DIRECTION: Type out the data exactly as given. Skip any image.

DATA LISTING:
>> START

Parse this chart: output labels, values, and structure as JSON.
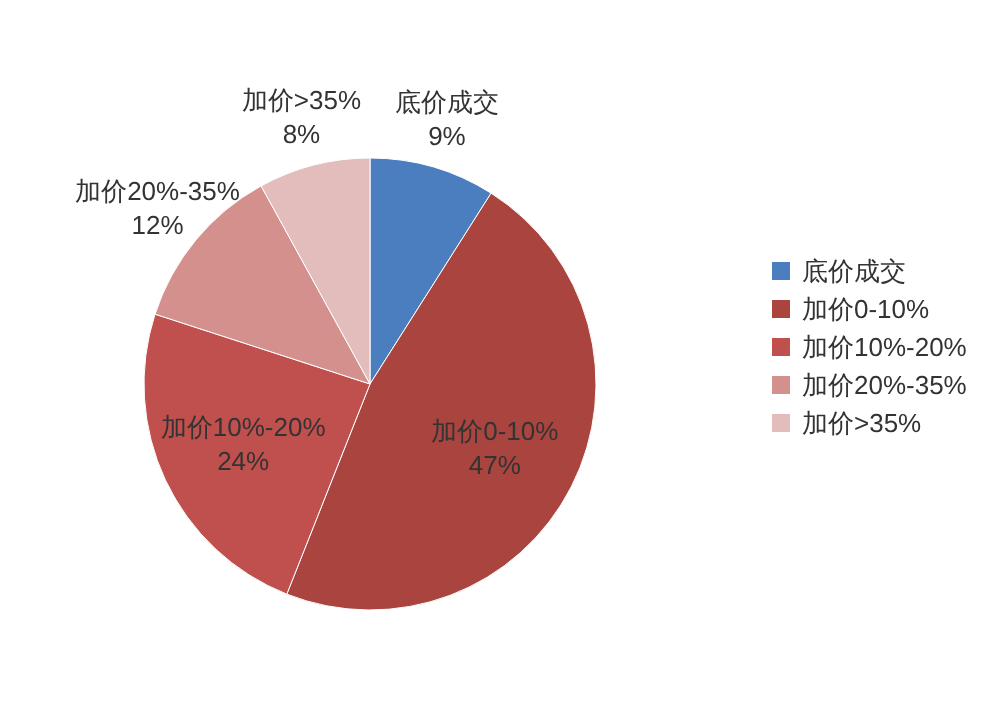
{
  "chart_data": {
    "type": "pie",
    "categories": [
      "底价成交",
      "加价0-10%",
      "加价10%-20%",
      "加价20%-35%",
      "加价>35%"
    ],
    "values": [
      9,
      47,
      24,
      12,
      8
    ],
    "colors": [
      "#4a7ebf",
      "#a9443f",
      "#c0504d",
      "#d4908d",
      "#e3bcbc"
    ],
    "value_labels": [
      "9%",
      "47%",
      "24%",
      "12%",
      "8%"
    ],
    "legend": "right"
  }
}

>> END

EXERCISE SOLUTION:
Parse this chart: output labels, values, and structure as JSON.
{
  "chart_data": {
    "type": "pie",
    "categories": [
      "底价成交",
      "加价0-10%",
      "加价10%-20%",
      "加价20%-35%",
      "加价>35%"
    ],
    "values": [
      9,
      47,
      24,
      12,
      8
    ],
    "colors": [
      "#4a7ebf",
      "#a9443f",
      "#c0504d",
      "#d4908d",
      "#e3bcbc"
    ],
    "value_labels": [
      "9%",
      "47%",
      "24%",
      "12%",
      "8%"
    ],
    "legend": "right"
  }
}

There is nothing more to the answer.